Exercise details:
Exclude the pictures, then copy all remaining records exactly.

[Saved data entries]
- - - - - - -

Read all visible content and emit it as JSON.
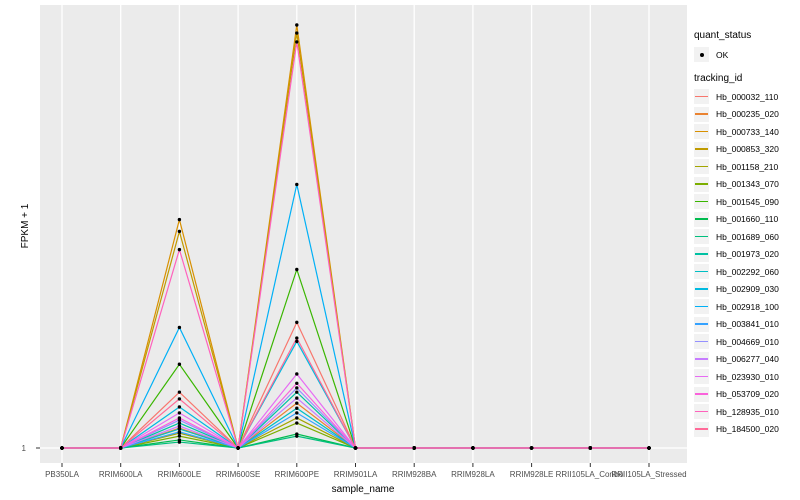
{
  "figure": {
    "y_axis_label": "FPKM + 1",
    "x_axis_label": "sample_name",
    "y_tick_label": "1"
  },
  "legend": {
    "quant_status_title": "quant_status",
    "quant_status_items": [
      {
        "label": "OK",
        "symbol": "black-point"
      }
    ],
    "tracking_id_title": "tracking_id"
  },
  "chart_data": {
    "type": "line",
    "title": "",
    "xlabel": "sample_name",
    "ylabel": "FPKM + 1",
    "y_axis": {
      "tick_labels": [
        "1"
      ],
      "note": "only the value 1 is labeled on the y axis; series values below are relative peak heights (fraction of tallest peak) above the y=1 baseline"
    },
    "legend_position": "right",
    "panel_bg": "#EBEBEB",
    "gridline_color": "#FFFFFF",
    "point_color": "#000000",
    "categories": [
      "PB350LA",
      "RRIM600LA",
      "RRIM600LE",
      "RRIM600SE",
      "RRIM600PE",
      "RRIM901LA",
      "RRIM928BA",
      "RRIM928LA",
      "RRIM928LE",
      "RRII105LA_Control",
      "RRII105LA_Stressed"
    ],
    "series": [
      {
        "name": "Hb_000032_110",
        "color": "#F8766D",
        "values": [
          0,
          0,
          0.132,
          0,
          0.297,
          0,
          0,
          0,
          0,
          0,
          0
        ]
      },
      {
        "name": "Hb_000235_020",
        "color": "#EA8331",
        "values": [
          0,
          0,
          0.047,
          0,
          0.106,
          0,
          0,
          0,
          0,
          0,
          0
        ]
      },
      {
        "name": "Hb_000733_140",
        "color": "#D89000",
        "values": [
          0,
          0,
          0.54,
          0,
          1.0,
          0,
          0,
          0,
          0,
          0,
          0
        ]
      },
      {
        "name": "Hb_000853_320",
        "color": "#C09B00",
        "values": [
          0,
          0,
          0.512,
          0,
          0.981,
          0,
          0,
          0,
          0,
          0,
          0
        ]
      },
      {
        "name": "Hb_001158_210",
        "color": "#A3A500",
        "values": [
          0,
          0,
          0.035,
          0,
          0.071,
          0,
          0,
          0,
          0,
          0,
          0
        ]
      },
      {
        "name": "Hb_001343_070",
        "color": "#7CAE00",
        "values": [
          0,
          0,
          0.028,
          0,
          0.059,
          0,
          0,
          0,
          0,
          0,
          0
        ]
      },
      {
        "name": "Hb_001545_090",
        "color": "#39B600",
        "values": [
          0,
          0,
          0.198,
          0,
          0.422,
          0,
          0,
          0,
          0,
          0,
          0
        ]
      },
      {
        "name": "Hb_001660_110",
        "color": "#00BB4E",
        "values": [
          0,
          0,
          0.019,
          0,
          0.033,
          0,
          0,
          0,
          0,
          0,
          0
        ]
      },
      {
        "name": "Hb_001689_060",
        "color": "#00BF7D",
        "values": [
          0,
          0,
          0.014,
          0,
          0.028,
          0,
          0,
          0,
          0,
          0,
          0
        ]
      },
      {
        "name": "Hb_001973_020",
        "color": "#00C1A3",
        "values": [
          0,
          0,
          0.059,
          0,
          0.132,
          0,
          0,
          0,
          0,
          0,
          0
        ]
      },
      {
        "name": "Hb_002292_060",
        "color": "#00BFC4",
        "values": [
          0,
          0,
          0.045,
          0,
          0.094,
          0,
          0,
          0,
          0,
          0,
          0
        ]
      },
      {
        "name": "Hb_002909_030",
        "color": "#00BAE0",
        "values": [
          0,
          0,
          0.097,
          0,
          0.252,
          0,
          0,
          0,
          0,
          0,
          0
        ]
      },
      {
        "name": "Hb_002918_100",
        "color": "#00B0F6",
        "values": [
          0,
          0,
          0.285,
          0,
          0.623,
          0,
          0,
          0,
          0,
          0,
          0
        ]
      },
      {
        "name": "Hb_003841_010",
        "color": "#35A2FF",
        "values": [
          0,
          0,
          0.038,
          0,
          0.083,
          0,
          0,
          0,
          0,
          0,
          0
        ]
      },
      {
        "name": "Hb_004669_010",
        "color": "#9590FF",
        "values": [
          0,
          0,
          0.066,
          0,
          0.142,
          0,
          0,
          0,
          0,
          0,
          0
        ]
      },
      {
        "name": "Hb_006277_040",
        "color": "#C77CFF",
        "values": [
          0,
          0,
          0.052,
          0,
          0.118,
          0,
          0,
          0,
          0,
          0,
          0
        ]
      },
      {
        "name": "Hb_023930_010",
        "color": "#E76BF3",
        "values": [
          0,
          0,
          0.083,
          0,
          0.175,
          0,
          0,
          0,
          0,
          0,
          0
        ]
      },
      {
        "name": "Hb_053709_020",
        "color": "#FA62DB",
        "values": [
          0,
          0,
          0.071,
          0,
          0.153,
          0,
          0,
          0,
          0,
          0,
          0
        ]
      },
      {
        "name": "Hb_128935_010",
        "color": "#FF62BC",
        "values": [
          0,
          0,
          0.469,
          0,
          0.96,
          0,
          0,
          0,
          0,
          0,
          0
        ]
      },
      {
        "name": "Hb_184500_020",
        "color": "#FF6A98",
        "values": [
          0,
          0,
          0.116,
          0,
          0.26,
          0,
          0,
          0,
          0,
          0,
          0
        ]
      }
    ]
  }
}
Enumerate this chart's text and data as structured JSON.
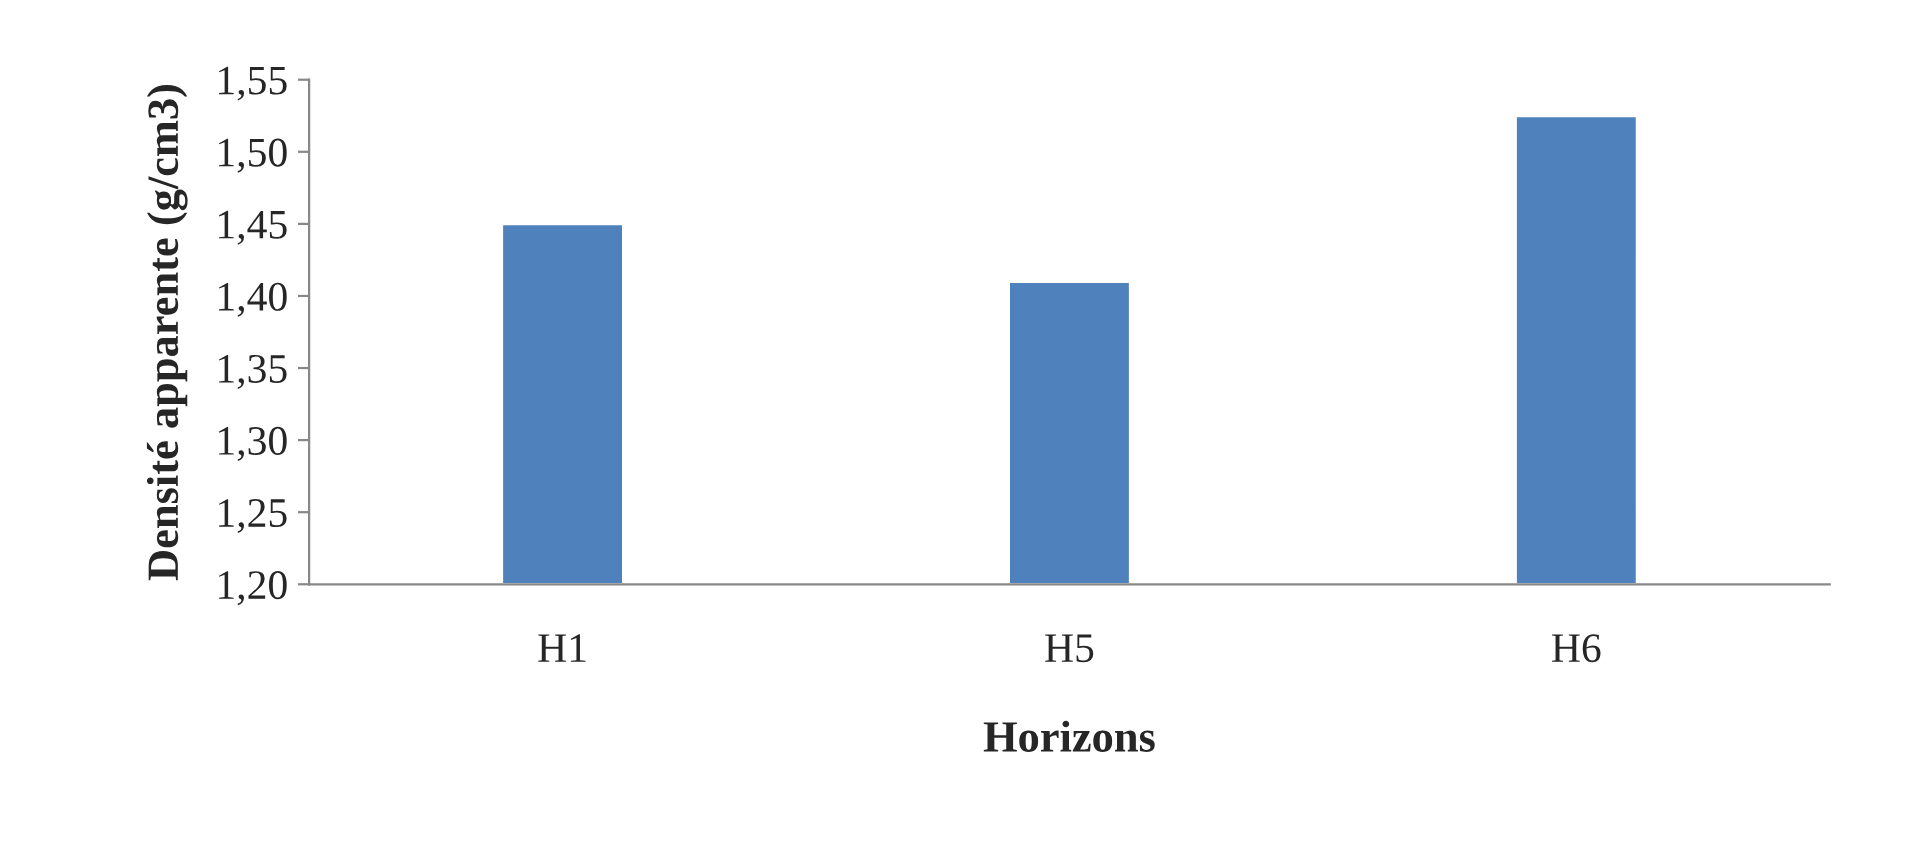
{
  "chart_data": {
    "type": "bar",
    "xlabel": "Horizons",
    "ylabel": "Densité apparente (g/cm3)",
    "categories": [
      "H1",
      "H5",
      "H6"
    ],
    "values": [
      1.45,
      1.41,
      1.525
    ],
    "color": "#4f81bd",
    "ylim": [
      1.2,
      1.55
    ],
    "yticks": [
      {
        "value": 1.2,
        "label": "1,20"
      },
      {
        "value": 1.25,
        "label": "1,25"
      },
      {
        "value": 1.3,
        "label": "1,30"
      },
      {
        "value": 1.35,
        "label": "1,35"
      },
      {
        "value": 1.4,
        "label": "1,40"
      },
      {
        "value": 1.45,
        "label": "1,45"
      },
      {
        "value": 1.5,
        "label": "1,50"
      },
      {
        "value": 1.55,
        "label": "1,55"
      }
    ],
    "grid": false,
    "legend": false
  }
}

- - - - - - -

Full solution:
Read all visible content and emit it as JSON.
{
  "figure": {
    "y_axis_label": "FPKM + 1",
    "x_axis_label": "sample_name",
    "y_tick_label": "1"
  },
  "legend": {
    "quant_status_title": "quant_status",
    "quant_status_items": [
      {
        "label": "OK",
        "symbol": "black-point"
      }
    ],
    "tracking_id_title": "tracking_id"
  },
  "chart_data": {
    "type": "line",
    "title": "",
    "xlabel": "sample_name",
    "ylabel": "FPKM + 1",
    "y_axis": {
      "tick_labels": [
        "1"
      ],
      "note": "only the value 1 is labeled on the y axis; series values below are relative peak heights (fraction of tallest peak) above the y=1 baseline"
    },
    "legend_position": "right",
    "panel_bg": "#EBEBEB",
    "gridline_color": "#FFFFFF",
    "point_color": "#000000",
    "categories": [
      "PB350LA",
      "RRIM600LA",
      "RRIM600LE",
      "RRIM600SE",
      "RRIM600PE",
      "RRIM901LA",
      "RRIM928BA",
      "RRIM928LA",
      "RRIM928LE",
      "RRII105LA_Control",
      "RRII105LA_Stressed"
    ],
    "series": [
      {
        "name": "Hb_000032_110",
        "color": "#F8766D",
        "values": [
          0,
          0,
          0.132,
          0,
          0.297,
          0,
          0,
          0,
          0,
          0,
          0
        ]
      },
      {
        "name": "Hb_000235_020",
        "color": "#EA8331",
        "values": [
          0,
          0,
          0.047,
          0,
          0.106,
          0,
          0,
          0,
          0,
          0,
          0
        ]
      },
      {
        "name": "Hb_000733_140",
        "color": "#D89000",
        "values": [
          0,
          0,
          0.54,
          0,
          1.0,
          0,
          0,
          0,
          0,
          0,
          0
        ]
      },
      {
        "name": "Hb_000853_320",
        "color": "#C09B00",
        "values": [
          0,
          0,
          0.512,
          0,
          0.981,
          0,
          0,
          0,
          0,
          0,
          0
        ]
      },
      {
        "name": "Hb_001158_210",
        "color": "#A3A500",
        "values": [
          0,
          0,
          0.035,
          0,
          0.071,
          0,
          0,
          0,
          0,
          0,
          0
        ]
      },
      {
        "name": "Hb_001343_070",
        "color": "#7CAE00",
        "values": [
          0,
          0,
          0.028,
          0,
          0.059,
          0,
          0,
          0,
          0,
          0,
          0
        ]
      },
      {
        "name": "Hb_001545_090",
        "color": "#39B600",
        "values": [
          0,
          0,
          0.198,
          0,
          0.422,
          0,
          0,
          0,
          0,
          0,
          0
        ]
      },
      {
        "name": "Hb_001660_110",
        "color": "#00BB4E",
        "values": [
          0,
          0,
          0.019,
          0,
          0.033,
          0,
          0,
          0,
          0,
          0,
          0
        ]
      },
      {
        "name": "Hb_001689_060",
        "color": "#00BF7D",
        "values": [
          0,
          0,
          0.014,
          0,
          0.028,
          0,
          0,
          0,
          0,
          0,
          0
        ]
      },
      {
        "name": "Hb_001973_020",
        "color": "#00C1A3",
        "values": [
          0,
          0,
          0.059,
          0,
          0.132,
          0,
          0,
          0,
          0,
          0,
          0
        ]
      },
      {
        "name": "Hb_002292_060",
        "color": "#00BFC4",
        "values": [
          0,
          0,
          0.045,
          0,
          0.094,
          0,
          0,
          0,
          0,
          0,
          0
        ]
      },
      {
        "name": "Hb_002909_030",
        "color": "#00BAE0",
        "values": [
          0,
          0,
          0.097,
          0,
          0.252,
          0,
          0,
          0,
          0,
          0,
          0
        ]
      },
      {
        "name": "Hb_002918_100",
        "color": "#00B0F6",
        "values": [
          0,
          0,
          0.285,
          0,
          0.623,
          0,
          0,
          0,
          0,
          0,
          0
        ]
      },
      {
        "name": "Hb_003841_010",
        "color": "#35A2FF",
        "values": [
          0,
          0,
          0.038,
          0,
          0.083,
          0,
          0,
          0,
          0,
          0,
          0
        ]
      },
      {
        "name": "Hb_004669_010",
        "color": "#9590FF",
        "values": [
          0,
          0,
          0.066,
          0,
          0.142,
          0,
          0,
          0,
          0,
          0,
          0
        ]
      },
      {
        "name": "Hb_006277_040",
        "color": "#C77CFF",
        "values": [
          0,
          0,
          0.052,
          0,
          0.118,
          0,
          0,
          0,
          0,
          0,
          0
        ]
      },
      {
        "name": "Hb_023930_010",
        "color": "#E76BF3",
        "values": [
          0,
          0,
          0.083,
          0,
          0.175,
          0,
          0,
          0,
          0,
          0,
          0
        ]
      },
      {
        "name": "Hb_053709_020",
        "color": "#FA62DB",
        "values": [
          0,
          0,
          0.071,
          0,
          0.153,
          0,
          0,
          0,
          0,
          0,
          0
        ]
      },
      {
        "name": "Hb_128935_010",
        "color": "#FF62BC",
        "values": [
          0,
          0,
          0.469,
          0,
          0.96,
          0,
          0,
          0,
          0,
          0,
          0
        ]
      },
      {
        "name": "Hb_184500_020",
        "color": "#FF6A98",
        "values": [
          0,
          0,
          0.116,
          0,
          0.26,
          0,
          0,
          0,
          0,
          0,
          0
        ]
      }
    ]
  }
}
Enumerate this chart's text and data as structured JSON.
{
  "chart_data": {
    "type": "bar",
    "xlabel": "Horizons",
    "ylabel": "Densité apparente (g/cm3)",
    "categories": [
      "H1",
      "H5",
      "H6"
    ],
    "values": [
      1.45,
      1.41,
      1.525
    ],
    "color": "#4f81bd",
    "ylim": [
      1.2,
      1.55
    ],
    "yticks": [
      {
        "value": 1.2,
        "label": "1,20"
      },
      {
        "value": 1.25,
        "label": "1,25"
      },
      {
        "value": 1.3,
        "label": "1,30"
      },
      {
        "value": 1.35,
        "label": "1,35"
      },
      {
        "value": 1.4,
        "label": "1,40"
      },
      {
        "value": 1.45,
        "label": "1,45"
      },
      {
        "value": 1.5,
        "label": "1,50"
      },
      {
        "value": 1.55,
        "label": "1,55"
      }
    ],
    "grid": false,
    "legend": false
  }
}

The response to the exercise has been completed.